* What you should do: All of the data below must be repeated exactly.

start

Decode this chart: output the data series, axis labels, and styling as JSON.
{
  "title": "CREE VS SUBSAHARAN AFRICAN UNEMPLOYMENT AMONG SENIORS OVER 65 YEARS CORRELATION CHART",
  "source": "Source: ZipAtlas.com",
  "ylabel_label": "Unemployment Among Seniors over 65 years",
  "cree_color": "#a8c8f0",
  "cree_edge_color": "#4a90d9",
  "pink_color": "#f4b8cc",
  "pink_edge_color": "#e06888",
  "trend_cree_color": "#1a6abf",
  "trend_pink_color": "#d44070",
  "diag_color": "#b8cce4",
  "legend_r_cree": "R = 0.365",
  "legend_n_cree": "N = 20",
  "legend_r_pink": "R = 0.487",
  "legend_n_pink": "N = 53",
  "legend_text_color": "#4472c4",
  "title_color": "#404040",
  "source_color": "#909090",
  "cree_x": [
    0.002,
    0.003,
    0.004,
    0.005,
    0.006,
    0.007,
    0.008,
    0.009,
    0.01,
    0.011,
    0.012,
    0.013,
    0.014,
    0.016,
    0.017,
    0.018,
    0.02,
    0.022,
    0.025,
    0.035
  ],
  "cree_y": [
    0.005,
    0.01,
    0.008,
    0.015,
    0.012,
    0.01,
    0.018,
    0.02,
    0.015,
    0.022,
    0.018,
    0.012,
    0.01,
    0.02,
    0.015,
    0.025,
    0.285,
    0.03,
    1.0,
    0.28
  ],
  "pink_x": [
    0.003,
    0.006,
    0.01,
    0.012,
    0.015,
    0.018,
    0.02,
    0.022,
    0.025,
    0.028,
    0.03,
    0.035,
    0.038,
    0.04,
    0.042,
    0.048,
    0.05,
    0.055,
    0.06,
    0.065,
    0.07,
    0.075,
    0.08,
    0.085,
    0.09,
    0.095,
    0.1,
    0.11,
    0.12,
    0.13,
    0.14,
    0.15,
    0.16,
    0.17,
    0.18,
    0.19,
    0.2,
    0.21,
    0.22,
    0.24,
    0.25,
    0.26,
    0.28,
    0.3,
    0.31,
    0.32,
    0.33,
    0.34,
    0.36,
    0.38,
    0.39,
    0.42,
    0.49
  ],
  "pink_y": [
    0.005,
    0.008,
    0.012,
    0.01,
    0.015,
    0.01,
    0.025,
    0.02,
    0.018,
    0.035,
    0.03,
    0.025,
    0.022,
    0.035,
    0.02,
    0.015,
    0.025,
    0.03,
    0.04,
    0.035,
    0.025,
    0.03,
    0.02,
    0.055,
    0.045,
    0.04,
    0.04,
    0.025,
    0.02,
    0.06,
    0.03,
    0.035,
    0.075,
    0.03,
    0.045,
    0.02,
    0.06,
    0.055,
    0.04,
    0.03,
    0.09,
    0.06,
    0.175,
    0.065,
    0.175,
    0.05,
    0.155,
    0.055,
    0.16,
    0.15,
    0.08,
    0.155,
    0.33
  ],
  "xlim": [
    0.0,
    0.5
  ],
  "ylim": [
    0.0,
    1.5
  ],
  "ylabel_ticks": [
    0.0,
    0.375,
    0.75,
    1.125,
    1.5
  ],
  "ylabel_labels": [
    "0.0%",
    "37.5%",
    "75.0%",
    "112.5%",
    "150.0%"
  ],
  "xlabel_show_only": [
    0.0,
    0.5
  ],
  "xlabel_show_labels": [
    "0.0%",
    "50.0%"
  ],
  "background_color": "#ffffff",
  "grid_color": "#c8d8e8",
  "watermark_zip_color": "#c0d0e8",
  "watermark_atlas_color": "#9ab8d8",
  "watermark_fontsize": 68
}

end

* Answer in full:
Decode this chart: output the data series, axis labels, and styling as JSON.
{
  "title": "CREE VS SUBSAHARAN AFRICAN UNEMPLOYMENT AMONG SENIORS OVER 65 YEARS CORRELATION CHART",
  "source": "Source: ZipAtlas.com",
  "ylabel_label": "Unemployment Among Seniors over 65 years",
  "cree_color": "#a8c8f0",
  "cree_edge_color": "#4a90d9",
  "pink_color": "#f4b8cc",
  "pink_edge_color": "#e06888",
  "trend_cree_color": "#1a6abf",
  "trend_pink_color": "#d44070",
  "diag_color": "#b8cce4",
  "legend_r_cree": "R = 0.365",
  "legend_n_cree": "N = 20",
  "legend_r_pink": "R = 0.487",
  "legend_n_pink": "N = 53",
  "legend_text_color": "#4472c4",
  "title_color": "#404040",
  "source_color": "#909090",
  "cree_x": [
    0.002,
    0.003,
    0.004,
    0.005,
    0.006,
    0.007,
    0.008,
    0.009,
    0.01,
    0.011,
    0.012,
    0.013,
    0.014,
    0.016,
    0.017,
    0.018,
    0.02,
    0.022,
    0.025,
    0.035
  ],
  "cree_y": [
    0.005,
    0.01,
    0.008,
    0.015,
    0.012,
    0.01,
    0.018,
    0.02,
    0.015,
    0.022,
    0.018,
    0.012,
    0.01,
    0.02,
    0.015,
    0.025,
    0.285,
    0.03,
    1.0,
    0.28
  ],
  "pink_x": [
    0.003,
    0.006,
    0.01,
    0.012,
    0.015,
    0.018,
    0.02,
    0.022,
    0.025,
    0.028,
    0.03,
    0.035,
    0.038,
    0.04,
    0.042,
    0.048,
    0.05,
    0.055,
    0.06,
    0.065,
    0.07,
    0.075,
    0.08,
    0.085,
    0.09,
    0.095,
    0.1,
    0.11,
    0.12,
    0.13,
    0.14,
    0.15,
    0.16,
    0.17,
    0.18,
    0.19,
    0.2,
    0.21,
    0.22,
    0.24,
    0.25,
    0.26,
    0.28,
    0.3,
    0.31,
    0.32,
    0.33,
    0.34,
    0.36,
    0.38,
    0.39,
    0.42,
    0.49
  ],
  "pink_y": [
    0.005,
    0.008,
    0.012,
    0.01,
    0.015,
    0.01,
    0.025,
    0.02,
    0.018,
    0.035,
    0.03,
    0.025,
    0.022,
    0.035,
    0.02,
    0.015,
    0.025,
    0.03,
    0.04,
    0.035,
    0.025,
    0.03,
    0.02,
    0.055,
    0.045,
    0.04,
    0.04,
    0.025,
    0.02,
    0.06,
    0.03,
    0.035,
    0.075,
    0.03,
    0.045,
    0.02,
    0.06,
    0.055,
    0.04,
    0.03,
    0.09,
    0.06,
    0.175,
    0.065,
    0.175,
    0.05,
    0.155,
    0.055,
    0.16,
    0.15,
    0.08,
    0.155,
    0.33
  ],
  "xlim": [
    0.0,
    0.5
  ],
  "ylim": [
    0.0,
    1.5
  ],
  "ylabel_ticks": [
    0.0,
    0.375,
    0.75,
    1.125,
    1.5
  ],
  "ylabel_labels": [
    "0.0%",
    "37.5%",
    "75.0%",
    "112.5%",
    "150.0%"
  ],
  "xlabel_show_only": [
    0.0,
    0.5
  ],
  "xlabel_show_labels": [
    "0.0%",
    "50.0%"
  ],
  "background_color": "#ffffff",
  "grid_color": "#c8d8e8",
  "watermark_zip_color": "#c0d0e8",
  "watermark_atlas_color": "#9ab8d8",
  "watermark_fontsize": 68
}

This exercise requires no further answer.